----- Records provided -----
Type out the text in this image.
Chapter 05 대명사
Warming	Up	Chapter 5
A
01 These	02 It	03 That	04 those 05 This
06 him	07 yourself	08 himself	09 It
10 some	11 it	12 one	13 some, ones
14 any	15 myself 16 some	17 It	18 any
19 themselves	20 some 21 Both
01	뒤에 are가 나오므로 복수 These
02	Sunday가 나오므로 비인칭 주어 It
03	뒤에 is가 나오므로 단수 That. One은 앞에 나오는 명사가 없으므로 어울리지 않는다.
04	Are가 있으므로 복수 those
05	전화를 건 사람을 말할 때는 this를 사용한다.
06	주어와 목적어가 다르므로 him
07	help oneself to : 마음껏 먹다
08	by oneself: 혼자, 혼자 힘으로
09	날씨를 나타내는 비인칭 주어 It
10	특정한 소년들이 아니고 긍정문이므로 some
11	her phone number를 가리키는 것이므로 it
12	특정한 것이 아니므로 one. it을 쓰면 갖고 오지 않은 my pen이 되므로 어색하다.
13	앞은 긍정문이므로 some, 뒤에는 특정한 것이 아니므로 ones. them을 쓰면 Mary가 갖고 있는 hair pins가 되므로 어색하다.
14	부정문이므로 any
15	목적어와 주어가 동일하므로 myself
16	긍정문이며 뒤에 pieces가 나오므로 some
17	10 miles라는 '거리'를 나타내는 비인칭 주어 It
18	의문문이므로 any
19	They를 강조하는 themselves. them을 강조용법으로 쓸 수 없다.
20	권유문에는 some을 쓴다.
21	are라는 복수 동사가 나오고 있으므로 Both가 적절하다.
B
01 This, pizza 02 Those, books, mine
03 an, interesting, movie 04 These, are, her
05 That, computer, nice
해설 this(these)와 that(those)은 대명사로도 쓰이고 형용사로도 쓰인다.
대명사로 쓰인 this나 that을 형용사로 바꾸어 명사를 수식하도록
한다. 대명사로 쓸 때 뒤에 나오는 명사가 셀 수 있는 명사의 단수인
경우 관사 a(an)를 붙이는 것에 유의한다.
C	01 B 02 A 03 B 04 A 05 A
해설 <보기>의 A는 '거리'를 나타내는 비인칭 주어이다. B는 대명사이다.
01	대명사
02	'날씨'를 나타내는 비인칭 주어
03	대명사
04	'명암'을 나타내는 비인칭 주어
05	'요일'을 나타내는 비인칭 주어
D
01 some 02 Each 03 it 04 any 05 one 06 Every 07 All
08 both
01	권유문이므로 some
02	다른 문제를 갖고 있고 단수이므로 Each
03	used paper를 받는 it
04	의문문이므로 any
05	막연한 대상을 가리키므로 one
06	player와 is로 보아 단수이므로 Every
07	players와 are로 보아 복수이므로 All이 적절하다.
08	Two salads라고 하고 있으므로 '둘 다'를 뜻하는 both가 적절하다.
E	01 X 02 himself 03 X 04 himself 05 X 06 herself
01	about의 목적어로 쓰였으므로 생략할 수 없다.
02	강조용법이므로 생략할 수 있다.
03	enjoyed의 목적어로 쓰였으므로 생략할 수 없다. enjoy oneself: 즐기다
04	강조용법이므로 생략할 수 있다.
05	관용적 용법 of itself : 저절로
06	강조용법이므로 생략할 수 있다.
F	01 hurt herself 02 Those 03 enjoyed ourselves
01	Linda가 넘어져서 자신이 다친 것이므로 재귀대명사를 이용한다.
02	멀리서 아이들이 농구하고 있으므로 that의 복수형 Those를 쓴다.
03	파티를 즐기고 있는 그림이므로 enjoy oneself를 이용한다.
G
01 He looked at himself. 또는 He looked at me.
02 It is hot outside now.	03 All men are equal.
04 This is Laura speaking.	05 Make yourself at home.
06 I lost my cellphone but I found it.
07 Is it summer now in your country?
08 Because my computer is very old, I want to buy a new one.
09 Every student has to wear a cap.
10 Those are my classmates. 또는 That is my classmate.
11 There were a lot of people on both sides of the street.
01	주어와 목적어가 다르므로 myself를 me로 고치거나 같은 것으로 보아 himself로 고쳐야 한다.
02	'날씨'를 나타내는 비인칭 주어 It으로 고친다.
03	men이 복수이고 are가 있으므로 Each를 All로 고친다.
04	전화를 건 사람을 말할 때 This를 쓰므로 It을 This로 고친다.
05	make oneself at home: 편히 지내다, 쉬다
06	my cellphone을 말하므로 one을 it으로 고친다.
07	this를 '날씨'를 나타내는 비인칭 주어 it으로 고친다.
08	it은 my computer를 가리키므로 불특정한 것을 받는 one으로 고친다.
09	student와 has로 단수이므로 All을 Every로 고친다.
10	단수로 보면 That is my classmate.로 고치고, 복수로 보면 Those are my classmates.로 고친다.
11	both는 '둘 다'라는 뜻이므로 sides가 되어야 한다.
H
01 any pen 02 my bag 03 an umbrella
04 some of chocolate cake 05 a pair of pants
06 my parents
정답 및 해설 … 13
-----
▶ Problem to solve:
Quote each line above in full, word for word.

▶ Reply:
Type out the text in this image.
Chapter 05 대명사
Warming	Up	Chapter 5
A
01 These	02 It	03 That	04 those 05 This
06 him	07 yourself	08 himself	09 It
10 some	11 it	12 one	13 some, ones
14 any	15 myself 16 some	17 It	18 any
19 themselves	20 some 21 Both
01	뒤에 are가 나오므로 복수 These
02	Sunday가 나오므로 비인칭 주어 It
03	뒤에 is가 나오므로 단수 That. One은 앞에 나오는 명사가 없으므로 어울리지 않는다.
04	Are가 있으므로 복수 those
05	전화를 건 사람을 말할 때는 this를 사용한다.
06	주어와 목적어가 다르므로 him
07	help oneself to : 마음껏 먹다
08	by oneself: 혼자, 혼자 힘으로
09	날씨를 나타내는 비인칭 주어 It
10	특정한 소년들이 아니고 긍정문이므로 some
11	her phone number를 가리키는 것이므로 it
12	특정한 것이 아니므로 one. it을 쓰면 갖고 오지 않은 my pen이 되므로 어색하다.
13	앞은 긍정문이므로 some, 뒤에는 특정한 것이 아니므로 ones. them을 쓰면 Mary가 갖고 있는 hair pins가 되므로 어색하다.
14	부정문이므로 any
15	목적어와 주어가 동일하므로 myself
16	긍정문이며 뒤에 pieces가 나오므로 some
17	10 miles라는 '거리'를 나타내는 비인칭 주어 It
18	의문문이므로 any
19	They를 강조하는 themselves. them을 강조용법으로 쓸 수 없다.
20	권유문에는 some을 쓴다.
21	are라는 복수 동사가 나오고 있으므로 Both가 적절하다.
B
01 This, pizza 02 Those, books, mine
03 an, interesting, movie 04 These, are, her
05 That, computer, nice
해설 this(these)와 that(those)은 대명사로도 쓰이고 형용사로도 쓰인다.
대명사로 쓰인 this나 that을 형용사로 바꾸어 명사를 수식하도록
한다. 대명사로 쓸 때 뒤에 나오는 명사가 셀 수 있는 명사의 단수인
경우 관사 a(an)를 붙이는 것에 유의한다.
C	01 B 02 A 03 B 04 A 05 A
해설 <보기>의 A는 '거리'를 나타내는 비인칭 주어이다. B는 대명사이다.
01	대명사
02	'날씨'를 나타내는 비인칭 주어
03	대명사
04	'명암'을 나타내는 비인칭 주어
05	'요일'을 나타내는 비인칭 주어
D
01 some 02 Each 03 it 04 any 05 one 06 Every 07 All
08 both
01	권유문이므로 some
02	다른 문제를 갖고 있고 단수이므로 Each
03	used paper를 받는 it
04	의문문이므로 any
05	막연한 대상을 가리키므로 one
06	player와 is로 보아 단수이므로 Every
07	players와 are로 보아 복수이므로 All이 적절하다.
08	Two salads라고 하고 있으므로 '둘 다'를 뜻하는 both가 적절하다.
E	01 X 02 himself 03 X 04 himself 05 X 06 herself
01	about의 목적어로 쓰였으므로 생략할 수 없다.
02	강조용법이므로 생략할 수 있다.
03	enjoyed의 목적어로 쓰였으므로 생략할 수 없다. enjoy oneself: 즐기다
04	강조용법이므로 생략할 수 있다.
05	관용적 용법 of itself : 저절로
06	강조용법이므로 생략할 수 있다.
F	01 hurt herself 02 Those 03 enjoyed ourselves
01	Linda가 넘어져서 자신이 다친 것이므로 재귀대명사를 이용한다.
02	멀리서 아이들이 농구하고 있으므로 that의 복수형 Those를 쓴다.
03	파티를 즐기고 있는 그림이므로 enjoy oneself를 이용한다.
G
01 He looked at himself. 또는 He looked at me.
02 It is hot outside now.	03 All men are equal.
04 This is Laura speaking.	05 Make yourself at home.
06 I lost my cellphone but I found it.
07 Is it summer now in your country?
08 Because my computer is very old, I want to buy a new one.
09 Every student has to wear a cap.
10 Those are my classmates. 또는 That is my classmate.
11 There were a lot of people on both sides of the street.
01	주어와 목적어가 다르므로 myself를 me로 고치거나 같은 것으로 보아 himself로 고쳐야 한다.
02	'날씨'를 나타내는 비인칭 주어 It으로 고친다.
03	men이 복수이고 are가 있으므로 Each를 All로 고친다.
04	전화를 건 사람을 말할 때 This를 쓰므로 It을 This로 고친다.
05	make oneself at home: 편히 지내다, 쉬다
06	my cellphone을 말하므로 one을 it으로 고친다.
07	this를 '날씨'를 나타내는 비인칭 주어 it으로 고친다.
08	it은 my computer를 가리키므로 불특정한 것을 받는 one으로 고친다.
09	student와 has로 단수이므로 All을 Every로 고친다.
10	단수로 보면 That is my classmate.로 고치고, 복수로 보면 Those are my classmates.로 고친다.
11	both는 '둘 다'라는 뜻이므로 sides가 되어야 한다.
H
01 any pen 02 my bag 03 an umbrella
04 some of chocolate cake 05 a pair of pants
06 my parents
정답 및 해설 … 13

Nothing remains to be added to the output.